* begin Material *

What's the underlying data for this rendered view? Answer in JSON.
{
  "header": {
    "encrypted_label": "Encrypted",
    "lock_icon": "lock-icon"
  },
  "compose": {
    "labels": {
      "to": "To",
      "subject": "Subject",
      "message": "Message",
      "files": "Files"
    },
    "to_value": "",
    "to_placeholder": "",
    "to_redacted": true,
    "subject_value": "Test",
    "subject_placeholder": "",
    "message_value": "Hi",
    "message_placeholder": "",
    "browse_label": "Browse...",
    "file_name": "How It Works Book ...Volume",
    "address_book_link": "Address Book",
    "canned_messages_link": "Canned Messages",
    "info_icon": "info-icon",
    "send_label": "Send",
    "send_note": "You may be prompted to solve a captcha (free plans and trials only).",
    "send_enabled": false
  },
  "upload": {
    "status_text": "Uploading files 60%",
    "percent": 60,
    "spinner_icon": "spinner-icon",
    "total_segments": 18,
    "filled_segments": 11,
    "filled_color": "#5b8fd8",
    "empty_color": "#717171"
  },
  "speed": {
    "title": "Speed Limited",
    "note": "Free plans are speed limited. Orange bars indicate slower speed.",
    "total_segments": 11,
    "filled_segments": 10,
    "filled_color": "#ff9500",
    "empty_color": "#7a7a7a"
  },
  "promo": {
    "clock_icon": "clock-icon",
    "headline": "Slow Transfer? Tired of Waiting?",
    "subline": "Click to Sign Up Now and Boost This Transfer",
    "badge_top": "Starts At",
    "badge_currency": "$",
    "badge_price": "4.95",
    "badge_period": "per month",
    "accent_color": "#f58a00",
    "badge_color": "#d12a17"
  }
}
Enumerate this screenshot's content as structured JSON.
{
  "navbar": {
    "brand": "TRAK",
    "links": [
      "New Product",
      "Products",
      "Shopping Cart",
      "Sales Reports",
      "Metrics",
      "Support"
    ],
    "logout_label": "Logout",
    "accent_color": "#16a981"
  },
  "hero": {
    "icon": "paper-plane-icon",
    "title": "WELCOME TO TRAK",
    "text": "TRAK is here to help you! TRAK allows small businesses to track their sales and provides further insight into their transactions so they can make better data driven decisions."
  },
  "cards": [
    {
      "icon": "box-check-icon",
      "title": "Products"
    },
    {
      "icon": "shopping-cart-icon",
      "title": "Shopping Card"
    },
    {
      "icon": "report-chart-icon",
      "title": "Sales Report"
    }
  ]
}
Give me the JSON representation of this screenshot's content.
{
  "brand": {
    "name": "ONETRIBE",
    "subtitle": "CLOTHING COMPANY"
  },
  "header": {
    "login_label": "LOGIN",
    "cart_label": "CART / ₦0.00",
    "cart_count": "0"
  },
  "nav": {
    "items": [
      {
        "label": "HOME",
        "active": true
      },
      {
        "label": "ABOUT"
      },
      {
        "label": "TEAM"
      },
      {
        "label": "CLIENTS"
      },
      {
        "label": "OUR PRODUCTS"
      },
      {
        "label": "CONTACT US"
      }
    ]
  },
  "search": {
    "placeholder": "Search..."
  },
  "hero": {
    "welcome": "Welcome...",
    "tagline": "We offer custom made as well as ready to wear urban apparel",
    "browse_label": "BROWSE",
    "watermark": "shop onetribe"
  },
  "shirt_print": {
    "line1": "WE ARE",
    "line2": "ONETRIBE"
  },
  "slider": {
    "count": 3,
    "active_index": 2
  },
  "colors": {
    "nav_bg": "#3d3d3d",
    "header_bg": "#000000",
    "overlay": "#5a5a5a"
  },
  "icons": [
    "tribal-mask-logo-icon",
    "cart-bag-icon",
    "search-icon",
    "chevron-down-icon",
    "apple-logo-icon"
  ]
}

* end Material *
* begin Material *

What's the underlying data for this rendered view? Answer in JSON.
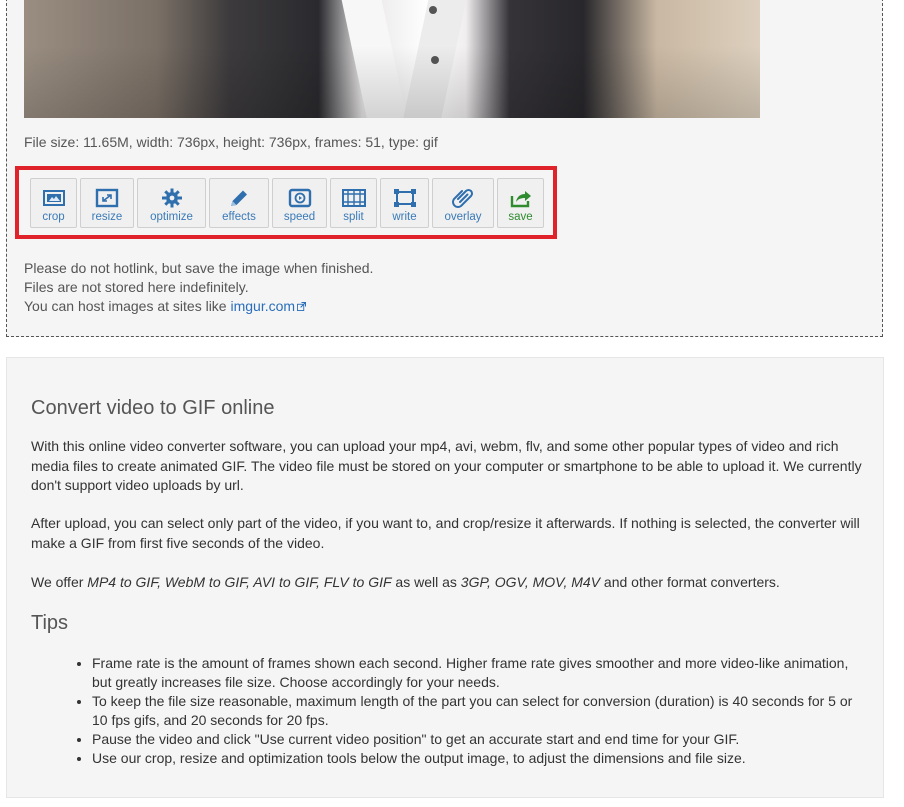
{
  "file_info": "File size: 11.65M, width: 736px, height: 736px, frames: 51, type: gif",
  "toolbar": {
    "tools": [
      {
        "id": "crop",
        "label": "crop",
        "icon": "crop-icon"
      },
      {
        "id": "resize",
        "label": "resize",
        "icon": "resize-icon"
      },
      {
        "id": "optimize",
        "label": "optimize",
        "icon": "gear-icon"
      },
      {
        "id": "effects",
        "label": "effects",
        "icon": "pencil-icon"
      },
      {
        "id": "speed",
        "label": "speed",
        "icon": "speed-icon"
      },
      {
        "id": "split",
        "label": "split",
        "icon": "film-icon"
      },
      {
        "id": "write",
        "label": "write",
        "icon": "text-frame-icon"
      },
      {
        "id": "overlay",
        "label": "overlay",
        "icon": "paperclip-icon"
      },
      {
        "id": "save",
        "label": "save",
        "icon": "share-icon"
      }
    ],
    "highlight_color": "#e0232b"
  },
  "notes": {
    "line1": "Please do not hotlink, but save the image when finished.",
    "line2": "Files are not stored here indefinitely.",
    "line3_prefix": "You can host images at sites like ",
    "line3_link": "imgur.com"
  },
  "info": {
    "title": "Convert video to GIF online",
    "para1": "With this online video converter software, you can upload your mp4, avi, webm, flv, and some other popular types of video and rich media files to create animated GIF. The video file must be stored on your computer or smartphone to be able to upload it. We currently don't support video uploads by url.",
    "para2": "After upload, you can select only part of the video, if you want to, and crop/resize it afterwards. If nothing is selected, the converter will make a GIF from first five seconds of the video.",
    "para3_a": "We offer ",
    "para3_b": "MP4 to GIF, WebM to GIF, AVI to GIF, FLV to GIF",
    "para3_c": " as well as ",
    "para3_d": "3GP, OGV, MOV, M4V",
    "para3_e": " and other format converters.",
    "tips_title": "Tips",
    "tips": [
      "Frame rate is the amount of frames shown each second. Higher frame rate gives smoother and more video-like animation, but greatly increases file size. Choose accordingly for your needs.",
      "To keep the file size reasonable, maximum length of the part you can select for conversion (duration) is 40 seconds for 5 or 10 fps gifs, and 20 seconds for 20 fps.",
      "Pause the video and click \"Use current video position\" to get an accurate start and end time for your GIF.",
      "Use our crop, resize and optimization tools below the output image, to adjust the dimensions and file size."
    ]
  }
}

* end Material *

> [Required work] Look through the entries above and report the number of lines that contain "like". Write only the number.

> [Task result] 2